- What to work on -
1/ Please copy the investing excerpt word for word from "The second lesson" to "country or currency.".
2/ According to the investing excerpt, what is the simplest and surest way to diminish the danger of catastrophic capital destruction?

- Document segment -
Both those statistics are taken from the Morgan Stanley Capital International (MSCI) world index, a widely-followed benchmark. So, for the benefit of folk who ask why my top three shares by value are American, it may be worth pointing out that all the top ten shares in the MSCI World Index are American.

The second lesson of lockdowns flows from the first; diversification is the simplest and surest way to diminish the danger of catastrophic capital destruction. The aim is to reduce our exposure to the risk of shocks in any one company or commercial sector, country or currency.

For example, my top ten shares by value are, in descending order, the technology giant Apple (stock market ticker: AAPL); the tractor-maker Deere (DE); the world’s biggest fast-food chain, McDonald’s (MCD); the Swiss food giant Nestlé (NESN); the agricultural commodities trader Archer Daniels Midland (ADM); the pharmaceutical group Pfizer (PFE); the Australian miner BHP Holdings (BHP); the self-descriptive investment trust Worldwide Healthcare (WWH); the German sports goods group Adidas (ADS); and the Danish diabetes and obesity-care pharmaceuticals company Novo-Nordisk (NVO).

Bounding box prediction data
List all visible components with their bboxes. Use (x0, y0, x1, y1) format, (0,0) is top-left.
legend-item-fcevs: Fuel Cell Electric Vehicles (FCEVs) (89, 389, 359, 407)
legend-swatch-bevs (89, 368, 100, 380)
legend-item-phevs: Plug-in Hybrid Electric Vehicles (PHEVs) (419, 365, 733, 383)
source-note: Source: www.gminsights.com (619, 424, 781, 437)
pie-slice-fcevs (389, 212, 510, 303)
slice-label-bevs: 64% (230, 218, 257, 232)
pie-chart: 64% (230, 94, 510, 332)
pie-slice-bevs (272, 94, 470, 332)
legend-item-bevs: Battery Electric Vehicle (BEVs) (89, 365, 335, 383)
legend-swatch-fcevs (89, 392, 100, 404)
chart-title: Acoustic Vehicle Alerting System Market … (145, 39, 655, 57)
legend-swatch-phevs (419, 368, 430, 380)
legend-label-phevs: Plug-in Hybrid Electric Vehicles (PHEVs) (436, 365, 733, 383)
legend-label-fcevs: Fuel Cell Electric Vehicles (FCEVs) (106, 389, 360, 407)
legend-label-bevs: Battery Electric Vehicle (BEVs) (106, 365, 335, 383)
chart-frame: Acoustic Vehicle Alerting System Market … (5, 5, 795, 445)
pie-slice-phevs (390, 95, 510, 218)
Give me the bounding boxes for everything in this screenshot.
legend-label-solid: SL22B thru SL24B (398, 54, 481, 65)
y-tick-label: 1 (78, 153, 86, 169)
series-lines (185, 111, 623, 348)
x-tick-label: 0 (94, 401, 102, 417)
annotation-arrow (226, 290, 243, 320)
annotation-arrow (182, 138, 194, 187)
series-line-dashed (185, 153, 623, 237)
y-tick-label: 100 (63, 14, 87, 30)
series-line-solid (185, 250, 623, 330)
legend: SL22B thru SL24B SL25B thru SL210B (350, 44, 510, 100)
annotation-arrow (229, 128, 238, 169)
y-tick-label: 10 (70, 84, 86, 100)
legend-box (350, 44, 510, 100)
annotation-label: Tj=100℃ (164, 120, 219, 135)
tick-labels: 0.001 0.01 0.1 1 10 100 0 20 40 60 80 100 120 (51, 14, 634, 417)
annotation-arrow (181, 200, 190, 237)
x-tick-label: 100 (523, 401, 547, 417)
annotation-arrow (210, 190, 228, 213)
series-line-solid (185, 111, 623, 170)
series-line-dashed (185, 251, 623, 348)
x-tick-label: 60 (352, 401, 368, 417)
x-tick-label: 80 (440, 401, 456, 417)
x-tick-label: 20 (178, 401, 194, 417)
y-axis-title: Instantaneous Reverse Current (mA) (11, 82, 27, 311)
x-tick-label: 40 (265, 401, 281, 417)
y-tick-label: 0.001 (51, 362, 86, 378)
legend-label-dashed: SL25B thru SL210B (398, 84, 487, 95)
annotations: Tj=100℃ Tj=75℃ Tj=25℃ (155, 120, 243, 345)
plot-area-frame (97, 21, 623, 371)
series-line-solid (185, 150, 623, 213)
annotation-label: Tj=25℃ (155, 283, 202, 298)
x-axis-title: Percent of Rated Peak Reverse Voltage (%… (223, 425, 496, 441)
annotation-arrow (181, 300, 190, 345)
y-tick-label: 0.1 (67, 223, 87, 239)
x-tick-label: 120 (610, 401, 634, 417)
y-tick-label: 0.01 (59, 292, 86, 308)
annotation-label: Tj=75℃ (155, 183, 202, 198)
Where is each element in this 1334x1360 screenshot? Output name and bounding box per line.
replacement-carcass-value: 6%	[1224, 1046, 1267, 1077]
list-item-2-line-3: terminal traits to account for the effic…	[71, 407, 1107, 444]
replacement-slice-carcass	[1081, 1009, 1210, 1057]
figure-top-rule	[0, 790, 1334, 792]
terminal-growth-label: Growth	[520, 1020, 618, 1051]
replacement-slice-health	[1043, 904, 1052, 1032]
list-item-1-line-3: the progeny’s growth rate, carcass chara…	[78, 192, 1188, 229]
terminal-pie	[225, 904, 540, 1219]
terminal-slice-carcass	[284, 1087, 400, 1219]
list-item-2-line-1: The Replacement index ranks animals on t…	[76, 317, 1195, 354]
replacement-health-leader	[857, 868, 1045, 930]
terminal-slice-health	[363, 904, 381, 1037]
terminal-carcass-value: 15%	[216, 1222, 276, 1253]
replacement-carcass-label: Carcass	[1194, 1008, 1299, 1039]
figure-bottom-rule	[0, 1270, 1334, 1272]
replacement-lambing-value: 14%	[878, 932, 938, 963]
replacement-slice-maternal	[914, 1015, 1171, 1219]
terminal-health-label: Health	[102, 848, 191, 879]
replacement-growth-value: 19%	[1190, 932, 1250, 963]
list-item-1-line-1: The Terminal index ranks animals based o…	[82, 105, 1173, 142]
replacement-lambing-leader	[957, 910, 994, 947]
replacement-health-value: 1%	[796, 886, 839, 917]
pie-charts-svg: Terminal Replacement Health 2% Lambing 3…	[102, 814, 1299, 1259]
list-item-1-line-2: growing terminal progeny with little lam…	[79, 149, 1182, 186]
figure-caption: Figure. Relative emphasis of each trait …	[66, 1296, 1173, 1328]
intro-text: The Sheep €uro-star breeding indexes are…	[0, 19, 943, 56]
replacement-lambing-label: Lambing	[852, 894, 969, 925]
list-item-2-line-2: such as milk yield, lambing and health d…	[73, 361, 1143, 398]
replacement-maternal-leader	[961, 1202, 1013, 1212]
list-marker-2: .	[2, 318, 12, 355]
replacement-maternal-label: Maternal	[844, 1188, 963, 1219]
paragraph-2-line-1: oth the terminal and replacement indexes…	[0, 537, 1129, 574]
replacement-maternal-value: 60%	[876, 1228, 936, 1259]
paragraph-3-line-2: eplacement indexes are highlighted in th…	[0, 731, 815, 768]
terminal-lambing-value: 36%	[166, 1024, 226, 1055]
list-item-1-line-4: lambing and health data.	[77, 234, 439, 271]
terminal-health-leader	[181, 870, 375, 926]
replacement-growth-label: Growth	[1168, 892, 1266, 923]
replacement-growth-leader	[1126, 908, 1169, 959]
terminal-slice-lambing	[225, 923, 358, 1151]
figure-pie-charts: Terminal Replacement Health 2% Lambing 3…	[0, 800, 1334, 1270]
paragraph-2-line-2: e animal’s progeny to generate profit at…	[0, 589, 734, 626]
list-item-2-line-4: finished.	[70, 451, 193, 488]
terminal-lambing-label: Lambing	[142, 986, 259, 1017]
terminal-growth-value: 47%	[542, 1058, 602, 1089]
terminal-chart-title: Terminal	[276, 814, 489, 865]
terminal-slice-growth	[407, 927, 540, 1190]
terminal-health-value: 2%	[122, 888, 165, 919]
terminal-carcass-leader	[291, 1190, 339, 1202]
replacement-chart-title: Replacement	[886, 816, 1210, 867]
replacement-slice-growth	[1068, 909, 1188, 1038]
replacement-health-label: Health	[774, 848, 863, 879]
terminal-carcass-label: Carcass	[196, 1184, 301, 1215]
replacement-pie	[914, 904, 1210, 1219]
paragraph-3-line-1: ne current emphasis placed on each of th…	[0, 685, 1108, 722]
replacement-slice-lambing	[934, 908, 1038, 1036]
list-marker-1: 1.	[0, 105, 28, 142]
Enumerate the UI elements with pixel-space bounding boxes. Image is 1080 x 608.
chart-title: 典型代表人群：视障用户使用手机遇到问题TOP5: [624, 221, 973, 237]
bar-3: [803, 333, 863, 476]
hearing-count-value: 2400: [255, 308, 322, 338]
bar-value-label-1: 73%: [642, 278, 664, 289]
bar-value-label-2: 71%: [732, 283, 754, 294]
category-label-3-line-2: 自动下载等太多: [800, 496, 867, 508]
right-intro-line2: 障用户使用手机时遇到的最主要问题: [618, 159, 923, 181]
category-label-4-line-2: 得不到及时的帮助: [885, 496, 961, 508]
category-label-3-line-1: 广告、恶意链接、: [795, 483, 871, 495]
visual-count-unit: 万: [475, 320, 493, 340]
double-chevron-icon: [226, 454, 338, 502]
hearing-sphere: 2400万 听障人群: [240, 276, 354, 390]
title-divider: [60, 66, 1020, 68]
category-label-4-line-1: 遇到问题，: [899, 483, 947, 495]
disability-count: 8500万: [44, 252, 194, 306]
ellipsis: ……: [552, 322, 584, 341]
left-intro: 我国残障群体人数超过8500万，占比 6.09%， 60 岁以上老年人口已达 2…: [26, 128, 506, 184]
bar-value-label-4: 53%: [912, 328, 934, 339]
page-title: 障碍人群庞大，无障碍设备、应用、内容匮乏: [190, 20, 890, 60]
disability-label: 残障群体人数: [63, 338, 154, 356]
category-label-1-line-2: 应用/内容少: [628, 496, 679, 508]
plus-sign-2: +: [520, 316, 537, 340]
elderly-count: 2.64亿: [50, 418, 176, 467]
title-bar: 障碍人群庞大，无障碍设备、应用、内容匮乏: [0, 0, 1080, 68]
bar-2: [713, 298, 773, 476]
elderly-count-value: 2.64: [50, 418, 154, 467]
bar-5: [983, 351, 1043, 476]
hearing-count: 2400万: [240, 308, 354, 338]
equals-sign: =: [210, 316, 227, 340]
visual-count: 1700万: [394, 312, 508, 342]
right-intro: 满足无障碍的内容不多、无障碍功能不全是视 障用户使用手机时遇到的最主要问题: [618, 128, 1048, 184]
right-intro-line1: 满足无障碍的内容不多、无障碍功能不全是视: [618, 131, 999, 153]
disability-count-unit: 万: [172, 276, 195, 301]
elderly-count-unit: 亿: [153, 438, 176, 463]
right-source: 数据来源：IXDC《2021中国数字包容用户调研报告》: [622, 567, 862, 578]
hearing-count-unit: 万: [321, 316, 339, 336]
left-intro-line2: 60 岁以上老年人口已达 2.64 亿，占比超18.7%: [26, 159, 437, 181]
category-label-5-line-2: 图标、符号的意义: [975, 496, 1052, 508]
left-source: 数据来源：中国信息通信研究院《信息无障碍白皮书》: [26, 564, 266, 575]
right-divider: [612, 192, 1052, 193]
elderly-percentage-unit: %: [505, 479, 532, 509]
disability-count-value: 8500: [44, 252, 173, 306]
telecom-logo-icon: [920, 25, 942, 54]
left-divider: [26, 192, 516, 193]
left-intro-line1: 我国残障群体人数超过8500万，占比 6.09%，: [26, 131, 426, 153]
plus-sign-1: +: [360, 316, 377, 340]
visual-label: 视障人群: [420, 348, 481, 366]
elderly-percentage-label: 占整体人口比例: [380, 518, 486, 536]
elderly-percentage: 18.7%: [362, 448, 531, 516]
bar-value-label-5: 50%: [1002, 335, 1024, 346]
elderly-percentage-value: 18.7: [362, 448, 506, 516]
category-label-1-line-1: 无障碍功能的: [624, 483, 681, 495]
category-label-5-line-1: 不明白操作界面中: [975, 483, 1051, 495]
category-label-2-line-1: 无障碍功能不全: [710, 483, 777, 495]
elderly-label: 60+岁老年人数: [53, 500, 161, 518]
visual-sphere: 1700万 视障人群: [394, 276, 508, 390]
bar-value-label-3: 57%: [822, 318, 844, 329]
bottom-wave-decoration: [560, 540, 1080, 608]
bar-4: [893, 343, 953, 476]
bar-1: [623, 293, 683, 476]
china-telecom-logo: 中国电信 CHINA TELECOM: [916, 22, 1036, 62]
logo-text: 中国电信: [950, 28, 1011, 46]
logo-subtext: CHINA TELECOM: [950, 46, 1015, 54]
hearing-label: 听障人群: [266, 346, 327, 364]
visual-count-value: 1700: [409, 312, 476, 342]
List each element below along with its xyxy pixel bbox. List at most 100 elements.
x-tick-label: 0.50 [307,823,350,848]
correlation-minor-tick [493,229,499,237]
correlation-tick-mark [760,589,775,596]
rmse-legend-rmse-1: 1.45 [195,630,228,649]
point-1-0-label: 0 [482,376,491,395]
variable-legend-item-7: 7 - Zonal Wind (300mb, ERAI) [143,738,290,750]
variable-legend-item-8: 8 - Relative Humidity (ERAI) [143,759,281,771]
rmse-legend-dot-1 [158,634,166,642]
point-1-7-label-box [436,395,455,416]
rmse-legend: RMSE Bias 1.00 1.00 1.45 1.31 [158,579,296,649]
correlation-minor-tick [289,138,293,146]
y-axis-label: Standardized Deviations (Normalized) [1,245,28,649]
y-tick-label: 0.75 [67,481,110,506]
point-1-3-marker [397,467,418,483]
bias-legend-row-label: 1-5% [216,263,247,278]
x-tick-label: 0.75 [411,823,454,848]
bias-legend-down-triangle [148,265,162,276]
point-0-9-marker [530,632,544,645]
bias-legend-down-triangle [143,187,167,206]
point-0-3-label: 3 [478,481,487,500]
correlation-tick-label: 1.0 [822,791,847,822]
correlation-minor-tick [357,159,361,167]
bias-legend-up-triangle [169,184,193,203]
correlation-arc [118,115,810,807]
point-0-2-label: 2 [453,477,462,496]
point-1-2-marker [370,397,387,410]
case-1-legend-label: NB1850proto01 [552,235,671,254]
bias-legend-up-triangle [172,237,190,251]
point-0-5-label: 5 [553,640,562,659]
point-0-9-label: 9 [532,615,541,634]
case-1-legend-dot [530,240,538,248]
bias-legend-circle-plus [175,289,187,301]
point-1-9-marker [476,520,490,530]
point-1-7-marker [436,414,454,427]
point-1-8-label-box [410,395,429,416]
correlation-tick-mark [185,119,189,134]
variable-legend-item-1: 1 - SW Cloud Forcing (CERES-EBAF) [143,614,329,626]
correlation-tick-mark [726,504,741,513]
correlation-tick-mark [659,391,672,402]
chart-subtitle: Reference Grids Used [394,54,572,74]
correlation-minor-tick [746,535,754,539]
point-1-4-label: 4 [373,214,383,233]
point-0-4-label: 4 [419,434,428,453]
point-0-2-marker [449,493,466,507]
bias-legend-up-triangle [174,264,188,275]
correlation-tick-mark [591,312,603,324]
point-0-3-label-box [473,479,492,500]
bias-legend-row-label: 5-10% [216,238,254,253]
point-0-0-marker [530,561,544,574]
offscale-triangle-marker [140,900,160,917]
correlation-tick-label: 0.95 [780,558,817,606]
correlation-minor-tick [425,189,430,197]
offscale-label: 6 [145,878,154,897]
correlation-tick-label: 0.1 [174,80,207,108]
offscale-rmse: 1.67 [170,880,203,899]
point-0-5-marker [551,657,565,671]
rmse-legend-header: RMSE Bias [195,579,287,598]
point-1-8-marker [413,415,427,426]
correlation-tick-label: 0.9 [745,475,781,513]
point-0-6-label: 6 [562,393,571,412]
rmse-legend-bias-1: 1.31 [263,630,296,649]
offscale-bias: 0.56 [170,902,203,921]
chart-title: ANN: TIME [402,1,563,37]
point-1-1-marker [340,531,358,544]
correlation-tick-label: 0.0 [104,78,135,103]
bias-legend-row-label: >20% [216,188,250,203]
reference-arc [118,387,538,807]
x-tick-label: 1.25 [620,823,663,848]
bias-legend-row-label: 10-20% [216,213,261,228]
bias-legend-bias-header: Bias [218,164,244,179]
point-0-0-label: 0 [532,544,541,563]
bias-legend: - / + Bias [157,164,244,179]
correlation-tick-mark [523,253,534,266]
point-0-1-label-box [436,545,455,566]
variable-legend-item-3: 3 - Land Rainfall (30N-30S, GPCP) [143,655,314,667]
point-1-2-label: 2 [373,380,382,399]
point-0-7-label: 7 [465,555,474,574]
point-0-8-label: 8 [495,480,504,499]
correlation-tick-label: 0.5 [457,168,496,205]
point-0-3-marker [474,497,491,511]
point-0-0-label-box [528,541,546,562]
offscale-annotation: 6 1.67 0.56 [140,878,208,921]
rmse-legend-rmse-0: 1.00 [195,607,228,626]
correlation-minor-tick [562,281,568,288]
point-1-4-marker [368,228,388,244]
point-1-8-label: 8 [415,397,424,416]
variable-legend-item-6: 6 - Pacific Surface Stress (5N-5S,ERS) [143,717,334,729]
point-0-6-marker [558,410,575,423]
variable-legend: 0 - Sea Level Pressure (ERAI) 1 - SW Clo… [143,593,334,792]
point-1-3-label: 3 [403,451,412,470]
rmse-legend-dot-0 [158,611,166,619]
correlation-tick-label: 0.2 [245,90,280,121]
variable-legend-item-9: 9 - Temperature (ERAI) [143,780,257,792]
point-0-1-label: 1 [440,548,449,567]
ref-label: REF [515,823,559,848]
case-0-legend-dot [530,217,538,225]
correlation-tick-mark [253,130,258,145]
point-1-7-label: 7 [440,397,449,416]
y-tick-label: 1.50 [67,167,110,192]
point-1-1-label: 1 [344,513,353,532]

- Answers by item -
1/
The second lesson of lockdowns flows from the first; diversification is the simplest and surest way to diminish the danger of catastrophic capital destruction. The aim is to reduce our exposure to the risk of shocks in any one company or commercial sector, country or currency.

2/ Diversification.